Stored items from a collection
<<<<

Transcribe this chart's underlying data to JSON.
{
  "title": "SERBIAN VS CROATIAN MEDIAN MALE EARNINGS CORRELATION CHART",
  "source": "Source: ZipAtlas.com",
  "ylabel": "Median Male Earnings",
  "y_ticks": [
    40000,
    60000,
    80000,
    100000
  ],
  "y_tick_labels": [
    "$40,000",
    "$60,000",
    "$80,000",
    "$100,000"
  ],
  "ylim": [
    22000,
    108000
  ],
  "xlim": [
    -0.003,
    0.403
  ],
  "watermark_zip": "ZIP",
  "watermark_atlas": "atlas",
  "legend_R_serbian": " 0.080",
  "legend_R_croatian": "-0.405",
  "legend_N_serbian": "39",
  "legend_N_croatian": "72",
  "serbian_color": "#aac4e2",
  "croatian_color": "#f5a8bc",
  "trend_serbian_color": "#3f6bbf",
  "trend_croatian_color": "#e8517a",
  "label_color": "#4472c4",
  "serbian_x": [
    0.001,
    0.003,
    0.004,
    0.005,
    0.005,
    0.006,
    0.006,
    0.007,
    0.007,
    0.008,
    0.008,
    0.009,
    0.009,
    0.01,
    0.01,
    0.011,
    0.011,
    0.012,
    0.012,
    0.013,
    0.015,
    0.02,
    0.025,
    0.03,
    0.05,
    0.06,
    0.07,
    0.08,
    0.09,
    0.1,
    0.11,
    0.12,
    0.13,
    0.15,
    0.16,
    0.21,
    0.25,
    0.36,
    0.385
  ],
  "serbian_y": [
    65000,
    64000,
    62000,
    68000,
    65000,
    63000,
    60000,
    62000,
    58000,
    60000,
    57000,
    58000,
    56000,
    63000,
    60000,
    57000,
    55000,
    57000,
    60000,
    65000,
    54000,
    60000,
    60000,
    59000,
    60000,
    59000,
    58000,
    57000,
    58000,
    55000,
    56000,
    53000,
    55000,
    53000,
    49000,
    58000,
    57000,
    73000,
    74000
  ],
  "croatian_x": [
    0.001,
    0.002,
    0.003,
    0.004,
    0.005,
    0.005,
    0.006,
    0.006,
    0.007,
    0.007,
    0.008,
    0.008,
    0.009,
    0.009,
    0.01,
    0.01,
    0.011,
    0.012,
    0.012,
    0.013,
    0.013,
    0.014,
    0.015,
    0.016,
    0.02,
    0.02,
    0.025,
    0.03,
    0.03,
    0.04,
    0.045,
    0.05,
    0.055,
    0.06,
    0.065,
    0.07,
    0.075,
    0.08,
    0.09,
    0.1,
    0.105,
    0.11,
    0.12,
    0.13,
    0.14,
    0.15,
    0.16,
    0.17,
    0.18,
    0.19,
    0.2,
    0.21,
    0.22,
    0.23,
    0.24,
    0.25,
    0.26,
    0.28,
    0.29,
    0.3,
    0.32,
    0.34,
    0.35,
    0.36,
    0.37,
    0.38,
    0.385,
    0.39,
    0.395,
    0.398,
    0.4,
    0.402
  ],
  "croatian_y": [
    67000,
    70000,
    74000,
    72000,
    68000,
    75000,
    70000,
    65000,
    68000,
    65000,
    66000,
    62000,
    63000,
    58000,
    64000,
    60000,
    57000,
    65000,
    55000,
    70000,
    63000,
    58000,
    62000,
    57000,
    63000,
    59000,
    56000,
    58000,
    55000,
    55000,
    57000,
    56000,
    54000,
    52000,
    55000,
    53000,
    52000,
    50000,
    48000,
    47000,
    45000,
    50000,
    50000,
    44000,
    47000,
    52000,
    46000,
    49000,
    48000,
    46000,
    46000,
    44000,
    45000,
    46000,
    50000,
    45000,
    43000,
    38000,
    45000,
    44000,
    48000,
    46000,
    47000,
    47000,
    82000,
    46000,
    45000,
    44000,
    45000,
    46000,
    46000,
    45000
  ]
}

>>>>

__EXERCISE REQUIREMENTS__
All of the material above needs to be copied exactly.

__PROBLEM SOLUTION__
Transcribe this chart's underlying data to JSON.
{
  "title": "SERBIAN VS CROATIAN MEDIAN MALE EARNINGS CORRELATION CHART",
  "source": "Source: ZipAtlas.com",
  "ylabel": "Median Male Earnings",
  "y_ticks": [
    40000,
    60000,
    80000,
    100000
  ],
  "y_tick_labels": [
    "$40,000",
    "$60,000",
    "$80,000",
    "$100,000"
  ],
  "ylim": [
    22000,
    108000
  ],
  "xlim": [
    -0.003,
    0.403
  ],
  "watermark_zip": "ZIP",
  "watermark_atlas": "atlas",
  "legend_R_serbian": " 0.080",
  "legend_R_croatian": "-0.405",
  "legend_N_serbian": "39",
  "legend_N_croatian": "72",
  "serbian_color": "#aac4e2",
  "croatian_color": "#f5a8bc",
  "trend_serbian_color": "#3f6bbf",
  "trend_croatian_color": "#e8517a",
  "label_color": "#4472c4",
  "serbian_x": [
    0.001,
    0.003,
    0.004,
    0.005,
    0.005,
    0.006,
    0.006,
    0.007,
    0.007,
    0.008,
    0.008,
    0.009,
    0.009,
    0.01,
    0.01,
    0.011,
    0.011,
    0.012,
    0.012,
    0.013,
    0.015,
    0.02,
    0.025,
    0.03,
    0.05,
    0.06,
    0.07,
    0.08,
    0.09,
    0.1,
    0.11,
    0.12,
    0.13,
    0.15,
    0.16,
    0.21,
    0.25,
    0.36,
    0.385
  ],
  "serbian_y": [
    65000,
    64000,
    62000,
    68000,
    65000,
    63000,
    60000,
    62000,
    58000,
    60000,
    57000,
    58000,
    56000,
    63000,
    60000,
    57000,
    55000,
    57000,
    60000,
    65000,
    54000,
    60000,
    60000,
    59000,
    60000,
    59000,
    58000,
    57000,
    58000,
    55000,
    56000,
    53000,
    55000,
    53000,
    49000,
    58000,
    57000,
    73000,
    74000
  ],
  "croatian_x": [
    0.001,
    0.002,
    0.003,
    0.004,
    0.005,
    0.005,
    0.006,
    0.006,
    0.007,
    0.007,
    0.008,
    0.008,
    0.009,
    0.009,
    0.01,
    0.01,
    0.011,
    0.012,
    0.012,
    0.013,
    0.013,
    0.014,
    0.015,
    0.016,
    0.02,
    0.02,
    0.025,
    0.03,
    0.03,
    0.04,
    0.045,
    0.05,
    0.055,
    0.06,
    0.065,
    0.07,
    0.075,
    0.08,
    0.09,
    0.1,
    0.105,
    0.11,
    0.12,
    0.13,
    0.14,
    0.15,
    0.16,
    0.17,
    0.18,
    0.19,
    0.2,
    0.21,
    0.22,
    0.23,
    0.24,
    0.25,
    0.26,
    0.28,
    0.29,
    0.3,
    0.32,
    0.34,
    0.35,
    0.36,
    0.37,
    0.38,
    0.385,
    0.39,
    0.395,
    0.398,
    0.4,
    0.402
  ],
  "croatian_y": [
    67000,
    70000,
    74000,
    72000,
    68000,
    75000,
    70000,
    65000,
    68000,
    65000,
    66000,
    62000,
    63000,
    58000,
    64000,
    60000,
    57000,
    65000,
    55000,
    70000,
    63000,
    58000,
    62000,
    57000,
    63000,
    59000,
    56000,
    58000,
    55000,
    55000,
    57000,
    56000,
    54000,
    52000,
    55000,
    53000,
    52000,
    50000,
    48000,
    47000,
    45000,
    50000,
    50000,
    44000,
    47000,
    52000,
    46000,
    49000,
    48000,
    46000,
    46000,
    44000,
    45000,
    46000,
    50000,
    45000,
    43000,
    38000,
    45000,
    44000,
    48000,
    46000,
    47000,
    47000,
    82000,
    46000,
    45000,
    44000,
    45000,
    46000,
    46000,
    45000
  ]
}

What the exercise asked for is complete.